── Material to process

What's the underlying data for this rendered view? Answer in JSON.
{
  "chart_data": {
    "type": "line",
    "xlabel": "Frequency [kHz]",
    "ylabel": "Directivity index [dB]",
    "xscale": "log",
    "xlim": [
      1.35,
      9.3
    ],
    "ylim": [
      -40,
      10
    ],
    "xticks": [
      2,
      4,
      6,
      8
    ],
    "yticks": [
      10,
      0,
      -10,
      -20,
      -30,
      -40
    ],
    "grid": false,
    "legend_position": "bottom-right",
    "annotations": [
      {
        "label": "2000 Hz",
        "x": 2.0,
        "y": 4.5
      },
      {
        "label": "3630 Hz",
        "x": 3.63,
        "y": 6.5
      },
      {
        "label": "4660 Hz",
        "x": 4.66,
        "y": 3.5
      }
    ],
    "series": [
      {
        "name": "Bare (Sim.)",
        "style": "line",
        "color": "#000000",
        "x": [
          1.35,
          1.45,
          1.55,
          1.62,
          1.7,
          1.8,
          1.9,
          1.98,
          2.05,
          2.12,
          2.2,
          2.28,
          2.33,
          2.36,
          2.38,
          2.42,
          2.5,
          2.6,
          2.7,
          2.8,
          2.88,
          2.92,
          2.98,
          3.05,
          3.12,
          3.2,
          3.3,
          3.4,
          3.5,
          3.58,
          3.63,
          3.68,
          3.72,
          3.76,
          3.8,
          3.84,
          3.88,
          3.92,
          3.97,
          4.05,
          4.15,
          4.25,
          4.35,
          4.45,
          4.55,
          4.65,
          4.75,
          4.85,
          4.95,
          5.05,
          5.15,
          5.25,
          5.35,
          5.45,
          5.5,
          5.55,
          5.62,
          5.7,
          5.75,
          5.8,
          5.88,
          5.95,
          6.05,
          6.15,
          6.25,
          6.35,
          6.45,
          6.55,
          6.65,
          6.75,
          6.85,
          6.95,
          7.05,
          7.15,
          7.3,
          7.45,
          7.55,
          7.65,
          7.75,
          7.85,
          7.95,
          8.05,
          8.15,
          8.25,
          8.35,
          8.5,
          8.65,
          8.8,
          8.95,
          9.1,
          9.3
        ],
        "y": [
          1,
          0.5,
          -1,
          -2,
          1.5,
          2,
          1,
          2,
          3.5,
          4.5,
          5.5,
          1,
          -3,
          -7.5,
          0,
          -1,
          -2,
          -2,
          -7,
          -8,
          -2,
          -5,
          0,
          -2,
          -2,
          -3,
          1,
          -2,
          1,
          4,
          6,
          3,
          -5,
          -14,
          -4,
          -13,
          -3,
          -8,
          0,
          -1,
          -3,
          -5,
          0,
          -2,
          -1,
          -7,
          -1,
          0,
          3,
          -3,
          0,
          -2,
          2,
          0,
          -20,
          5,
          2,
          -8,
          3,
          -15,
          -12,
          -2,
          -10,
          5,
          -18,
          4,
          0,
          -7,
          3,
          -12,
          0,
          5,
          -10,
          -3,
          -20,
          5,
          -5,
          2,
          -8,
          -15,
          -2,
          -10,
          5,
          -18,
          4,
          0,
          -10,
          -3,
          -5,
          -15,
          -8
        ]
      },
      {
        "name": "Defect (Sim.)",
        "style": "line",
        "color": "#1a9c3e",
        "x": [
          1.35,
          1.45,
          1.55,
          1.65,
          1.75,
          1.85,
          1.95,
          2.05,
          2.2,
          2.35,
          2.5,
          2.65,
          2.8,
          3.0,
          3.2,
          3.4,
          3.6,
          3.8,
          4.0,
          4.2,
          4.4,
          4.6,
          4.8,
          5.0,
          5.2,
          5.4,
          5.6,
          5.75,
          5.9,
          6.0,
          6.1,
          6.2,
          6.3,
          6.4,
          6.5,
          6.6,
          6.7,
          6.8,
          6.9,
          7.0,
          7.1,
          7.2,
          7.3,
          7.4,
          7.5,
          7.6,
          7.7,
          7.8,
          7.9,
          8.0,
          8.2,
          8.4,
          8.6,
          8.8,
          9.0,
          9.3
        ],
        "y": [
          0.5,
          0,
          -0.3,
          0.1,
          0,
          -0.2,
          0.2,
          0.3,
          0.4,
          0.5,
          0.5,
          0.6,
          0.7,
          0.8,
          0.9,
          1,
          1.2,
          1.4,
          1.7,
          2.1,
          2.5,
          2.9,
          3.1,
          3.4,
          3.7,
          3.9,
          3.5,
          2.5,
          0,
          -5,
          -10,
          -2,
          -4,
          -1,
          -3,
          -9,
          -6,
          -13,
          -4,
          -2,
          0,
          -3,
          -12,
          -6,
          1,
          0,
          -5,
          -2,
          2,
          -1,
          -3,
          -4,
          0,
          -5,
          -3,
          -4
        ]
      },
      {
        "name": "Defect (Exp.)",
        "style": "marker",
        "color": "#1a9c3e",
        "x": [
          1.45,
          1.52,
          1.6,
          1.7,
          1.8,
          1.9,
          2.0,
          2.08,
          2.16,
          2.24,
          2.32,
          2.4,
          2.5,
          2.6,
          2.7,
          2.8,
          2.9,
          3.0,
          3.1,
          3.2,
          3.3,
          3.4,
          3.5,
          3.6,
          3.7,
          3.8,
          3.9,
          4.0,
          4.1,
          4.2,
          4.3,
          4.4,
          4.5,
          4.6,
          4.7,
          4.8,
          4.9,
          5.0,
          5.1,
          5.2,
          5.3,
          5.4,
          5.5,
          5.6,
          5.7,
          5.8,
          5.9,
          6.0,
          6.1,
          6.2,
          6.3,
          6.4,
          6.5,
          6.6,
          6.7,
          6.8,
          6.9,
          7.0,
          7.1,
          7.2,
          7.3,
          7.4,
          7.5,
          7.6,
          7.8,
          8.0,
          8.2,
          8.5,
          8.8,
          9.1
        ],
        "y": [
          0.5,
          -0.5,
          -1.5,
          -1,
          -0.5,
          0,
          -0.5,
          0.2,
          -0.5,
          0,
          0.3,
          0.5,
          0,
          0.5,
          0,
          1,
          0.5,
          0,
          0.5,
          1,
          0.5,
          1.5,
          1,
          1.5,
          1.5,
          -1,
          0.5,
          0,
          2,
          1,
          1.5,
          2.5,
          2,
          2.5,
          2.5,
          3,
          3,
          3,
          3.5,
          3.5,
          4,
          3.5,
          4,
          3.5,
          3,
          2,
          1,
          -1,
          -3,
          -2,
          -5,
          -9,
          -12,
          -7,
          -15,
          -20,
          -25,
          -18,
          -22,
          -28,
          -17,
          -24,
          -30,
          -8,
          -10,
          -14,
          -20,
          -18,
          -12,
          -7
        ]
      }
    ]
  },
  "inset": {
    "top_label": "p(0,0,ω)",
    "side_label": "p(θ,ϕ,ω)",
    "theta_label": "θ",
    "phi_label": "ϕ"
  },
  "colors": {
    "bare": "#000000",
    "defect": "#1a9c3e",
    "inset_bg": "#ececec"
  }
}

────

Requirements – Could you reproduce every record above exactly as it appears?

The reply –
What's the underlying data for this rendered view? Answer in JSON.
{
  "chart_data": {
    "type": "line",
    "xlabel": "Frequency [kHz]",
    "ylabel": "Directivity index [dB]",
    "xscale": "log",
    "xlim": [
      1.35,
      9.3
    ],
    "ylim": [
      -40,
      10
    ],
    "xticks": [
      2,
      4,
      6,
      8
    ],
    "yticks": [
      10,
      0,
      -10,
      -20,
      -30,
      -40
    ],
    "grid": false,
    "legend_position": "bottom-right",
    "annotations": [
      {
        "label": "2000 Hz",
        "x": 2.0,
        "y": 4.5
      },
      {
        "label": "3630 Hz",
        "x": 3.63,
        "y": 6.5
      },
      {
        "label": "4660 Hz",
        "x": 4.66,
        "y": 3.5
      }
    ],
    "series": [
      {
        "name": "Bare (Sim.)",
        "style": "line",
        "color": "#000000",
        "x": [
          1.35,
          1.45,
          1.55,
          1.62,
          1.7,
          1.8,
          1.9,
          1.98,
          2.05,
          2.12,
          2.2,
          2.28,
          2.33,
          2.36,
          2.38,
          2.42,
          2.5,
          2.6,
          2.7,
          2.8,
          2.88,
          2.92,
          2.98,
          3.05,
          3.12,
          3.2,
          3.3,
          3.4,
          3.5,
          3.58,
          3.63,
          3.68,
          3.72,
          3.76,
          3.8,
          3.84,
          3.88,
          3.92,
          3.97,
          4.05,
          4.15,
          4.25,
          4.35,
          4.45,
          4.55,
          4.65,
          4.75,
          4.85,
          4.95,
          5.05,
          5.15,
          5.25,
          5.35,
          5.45,
          5.5,
          5.55,
          5.62,
          5.7,
          5.75,
          5.8,
          5.88,
          5.95,
          6.05,
          6.15,
          6.25,
          6.35,
          6.45,
          6.55,
          6.65,
          6.75,
          6.85,
          6.95,
          7.05,
          7.15,
          7.3,
          7.45,
          7.55,
          7.65,
          7.75,
          7.85,
          7.95,
          8.05,
          8.15,
          8.25,
          8.35,
          8.5,
          8.65,
          8.8,
          8.95,
          9.1,
          9.3
        ],
        "y": [
          1,
          0.5,
          -1,
          -2,
          1.5,
          2,
          1,
          2,
          3.5,
          4.5,
          5.5,
          1,
          -3,
          -7.5,
          0,
          -1,
          -2,
          -2,
          -7,
          -8,
          -2,
          -5,
          0,
          -2,
          -2,
          -3,
          1,
          -2,
          1,
          4,
          6,
          3,
          -5,
          -14,
          -4,
          -13,
          -3,
          -8,
          0,
          -1,
          -3,
          -5,
          0,
          -2,
          -1,
          -7,
          -1,
          0,
          3,
          -3,
          0,
          -2,
          2,
          0,
          -20,
          5,
          2,
          -8,
          3,
          -15,
          -12,
          -2,
          -10,
          5,
          -18,
          4,
          0,
          -7,
          3,
          -12,
          0,
          5,
          -10,
          -3,
          -20,
          5,
          -5,
          2,
          -8,
          -15,
          -2,
          -10,
          5,
          -18,
          4,
          0,
          -10,
          -3,
          -5,
          -15,
          -8
        ]
      },
      {
        "name": "Defect (Sim.)",
        "style": "line",
        "color": "#1a9c3e",
        "x": [
          1.35,
          1.45,
          1.55,
          1.65,
          1.75,
          1.85,
          1.95,
          2.05,
          2.2,
          2.35,
          2.5,
          2.65,
          2.8,
          3.0,
          3.2,
          3.4,
          3.6,
          3.8,
          4.0,
          4.2,
          4.4,
          4.6,
          4.8,
          5.0,
          5.2,
          5.4,
          5.6,
          5.75,
          5.9,
          6.0,
          6.1,
          6.2,
          6.3,
          6.4,
          6.5,
          6.6,
          6.7,
          6.8,
          6.9,
          7.0,
          7.1,
          7.2,
          7.3,
          7.4,
          7.5,
          7.6,
          7.7,
          7.8,
          7.9,
          8.0,
          8.2,
          8.4,
          8.6,
          8.8,
          9.0,
          9.3
        ],
        "y": [
          0.5,
          0,
          -0.3,
          0.1,
          0,
          -0.2,
          0.2,
          0.3,
          0.4,
          0.5,
          0.5,
          0.6,
          0.7,
          0.8,
          0.9,
          1,
          1.2,
          1.4,
          1.7,
          2.1,
          2.5,
          2.9,
          3.1,
          3.4,
          3.7,
          3.9,
          3.5,
          2.5,
          0,
          -5,
          -10,
          -2,
          -4,
          -1,
          -3,
          -9,
          -6,
          -13,
          -4,
          -2,
          0,
          -3,
          -12,
          -6,
          1,
          0,
          -5,
          -2,
          2,
          -1,
          -3,
          -4,
          0,
          -5,
          -3,
          -4
        ]
      },
      {
        "name": "Defect (Exp.)",
        "style": "marker",
        "color": "#1a9c3e",
        "x": [
          1.45,
          1.52,
          1.6,
          1.7,
          1.8,
          1.9,
          2.0,
          2.08,
          2.16,
          2.24,
          2.32,
          2.4,
          2.5,
          2.6,
          2.7,
          2.8,
          2.9,
          3.0,
          3.1,
          3.2,
          3.3,
          3.4,
          3.5,
          3.6,
          3.7,
          3.8,
          3.9,
          4.0,
          4.1,
          4.2,
          4.3,
          4.4,
          4.5,
          4.6,
          4.7,
          4.8,
          4.9,
          5.0,
          5.1,
          5.2,
          5.3,
          5.4,
          5.5,
          5.6,
          5.7,
          5.8,
          5.9,
          6.0,
          6.1,
          6.2,
          6.3,
          6.4,
          6.5,
          6.6,
          6.7,
          6.8,
          6.9,
          7.0,
          7.1,
          7.2,
          7.3,
          7.4,
          7.5,
          7.6,
          7.8,
          8.0,
          8.2,
          8.5,
          8.8,
          9.1
        ],
        "y": [
          0.5,
          -0.5,
          -1.5,
          -1,
          -0.5,
          0,
          -0.5,
          0.2,
          -0.5,
          0,
          0.3,
          0.5,
          0,
          0.5,
          0,
          1,
          0.5,
          0,
          0.5,
          1,
          0.5,
          1.5,
          1,
          1.5,
          1.5,
          -1,
          0.5,
          0,
          2,
          1,
          1.5,
          2.5,
          2,
          2.5,
          2.5,
          3,
          3,
          3,
          3.5,
          3.5,
          4,
          3.5,
          4,
          3.5,
          3,
          2,
          1,
          -1,
          -3,
          -2,
          -5,
          -9,
          -12,
          -7,
          -15,
          -20,
          -25,
          -18,
          -22,
          -28,
          -17,
          -24,
          -30,
          -8,
          -10,
          -14,
          -20,
          -18,
          -12,
          -7
        ]
      }
    ]
  },
  "inset": {
    "top_label": "p(0,0,ω)",
    "side_label": "p(θ,ϕ,ω)",
    "theta_label": "θ",
    "phi_label": "ϕ"
  },
  "colors": {
    "bare": "#000000",
    "defect": "#1a9c3e",
    "inset_bg": "#ececec"
  }
}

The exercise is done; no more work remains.